### WHAT THE EXERCISE ASKS
Lines containing the string "Вопросы" are to be collected in full.

** START OF ENTRIES SUPPLIED **

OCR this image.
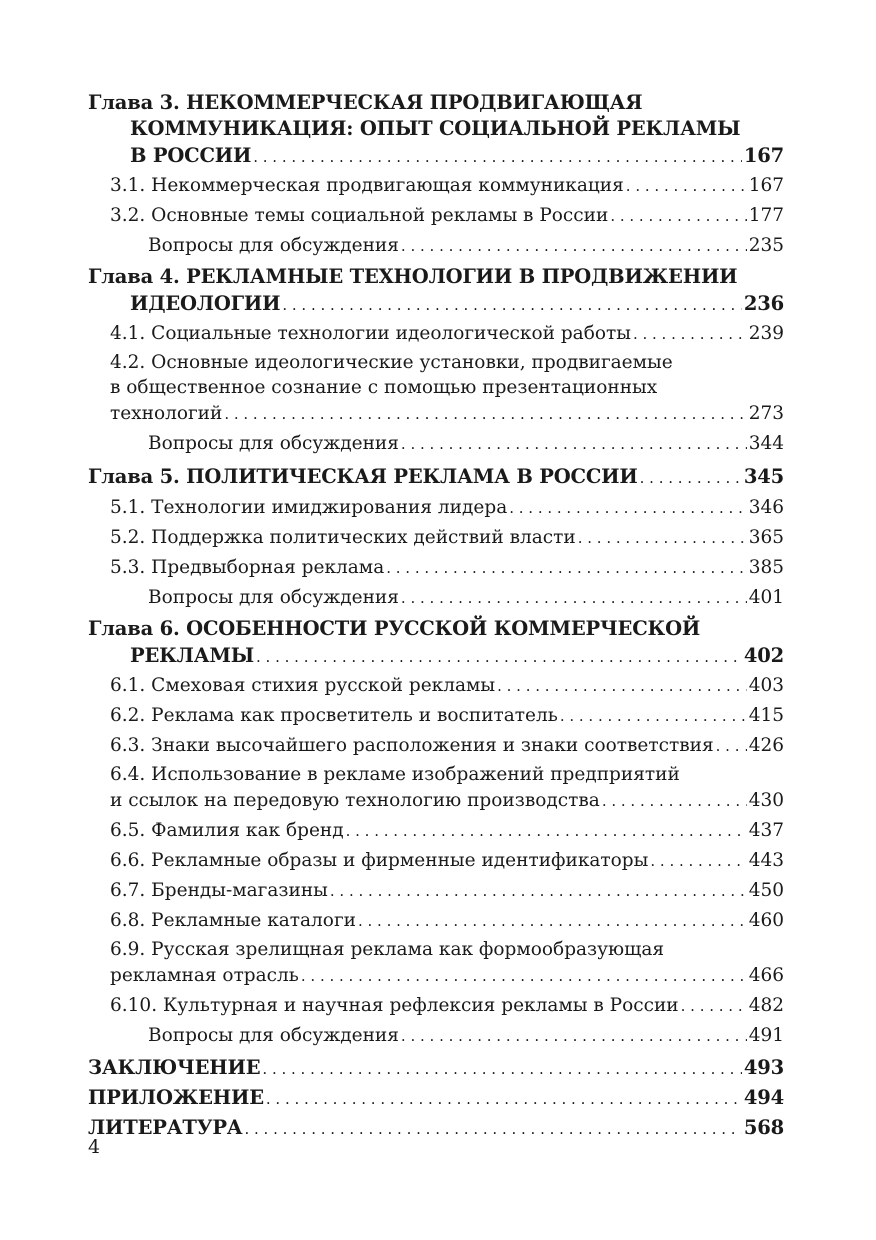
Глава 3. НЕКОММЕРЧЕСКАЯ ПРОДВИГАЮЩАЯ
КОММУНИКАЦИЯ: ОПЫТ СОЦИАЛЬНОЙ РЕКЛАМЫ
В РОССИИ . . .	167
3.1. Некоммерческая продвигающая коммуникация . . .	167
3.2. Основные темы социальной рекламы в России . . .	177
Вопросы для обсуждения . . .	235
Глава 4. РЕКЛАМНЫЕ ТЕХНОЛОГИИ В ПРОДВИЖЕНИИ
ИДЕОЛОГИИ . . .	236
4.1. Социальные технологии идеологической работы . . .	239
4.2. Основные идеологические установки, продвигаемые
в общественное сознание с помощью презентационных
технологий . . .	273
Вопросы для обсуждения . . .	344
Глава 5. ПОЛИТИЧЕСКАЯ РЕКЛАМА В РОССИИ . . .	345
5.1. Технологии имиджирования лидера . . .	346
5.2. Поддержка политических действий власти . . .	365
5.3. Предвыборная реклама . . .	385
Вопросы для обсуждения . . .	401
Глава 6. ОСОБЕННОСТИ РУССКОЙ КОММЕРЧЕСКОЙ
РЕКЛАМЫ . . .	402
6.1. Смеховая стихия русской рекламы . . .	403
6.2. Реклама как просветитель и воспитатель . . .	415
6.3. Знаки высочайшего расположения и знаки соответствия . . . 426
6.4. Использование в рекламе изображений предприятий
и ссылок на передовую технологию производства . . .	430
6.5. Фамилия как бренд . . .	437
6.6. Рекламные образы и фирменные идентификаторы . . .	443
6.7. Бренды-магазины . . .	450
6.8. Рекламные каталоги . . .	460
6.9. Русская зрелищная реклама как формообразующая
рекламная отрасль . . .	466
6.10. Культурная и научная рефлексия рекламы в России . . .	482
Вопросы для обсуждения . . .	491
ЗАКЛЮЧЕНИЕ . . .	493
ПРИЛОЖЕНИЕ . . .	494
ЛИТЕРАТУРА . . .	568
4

** END OF ENTRIES SUPPLIED **
** START OF ENTRIES SUPPLIED **

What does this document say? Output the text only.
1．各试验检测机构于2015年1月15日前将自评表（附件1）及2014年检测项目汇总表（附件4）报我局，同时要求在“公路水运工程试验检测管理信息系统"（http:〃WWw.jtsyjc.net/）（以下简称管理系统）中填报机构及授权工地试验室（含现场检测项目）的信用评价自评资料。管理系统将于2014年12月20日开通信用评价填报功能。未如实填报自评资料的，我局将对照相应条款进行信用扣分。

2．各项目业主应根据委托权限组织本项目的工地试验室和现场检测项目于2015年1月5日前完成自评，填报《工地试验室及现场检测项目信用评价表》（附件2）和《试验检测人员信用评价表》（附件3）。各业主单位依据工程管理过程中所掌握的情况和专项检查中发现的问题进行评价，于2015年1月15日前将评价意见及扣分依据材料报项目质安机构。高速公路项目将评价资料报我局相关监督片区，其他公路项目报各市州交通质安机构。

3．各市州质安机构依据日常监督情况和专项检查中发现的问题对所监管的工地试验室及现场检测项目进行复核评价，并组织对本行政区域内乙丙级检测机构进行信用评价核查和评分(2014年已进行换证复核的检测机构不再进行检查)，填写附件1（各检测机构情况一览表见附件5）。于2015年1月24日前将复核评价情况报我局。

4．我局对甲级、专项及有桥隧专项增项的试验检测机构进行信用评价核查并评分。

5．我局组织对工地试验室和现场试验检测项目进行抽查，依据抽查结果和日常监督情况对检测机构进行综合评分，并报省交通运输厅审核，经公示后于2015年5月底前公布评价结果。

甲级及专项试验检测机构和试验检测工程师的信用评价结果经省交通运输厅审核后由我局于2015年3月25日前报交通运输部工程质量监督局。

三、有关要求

** END OF ENTRIES SUPPLIED **

### ANSWER TO THE TASK
Вопросы для обсуждения . . .	235
Вопросы для обсуждения . . .	344
Вопросы для обсуждения . . .	401
Вопросы для обсуждения . . .	491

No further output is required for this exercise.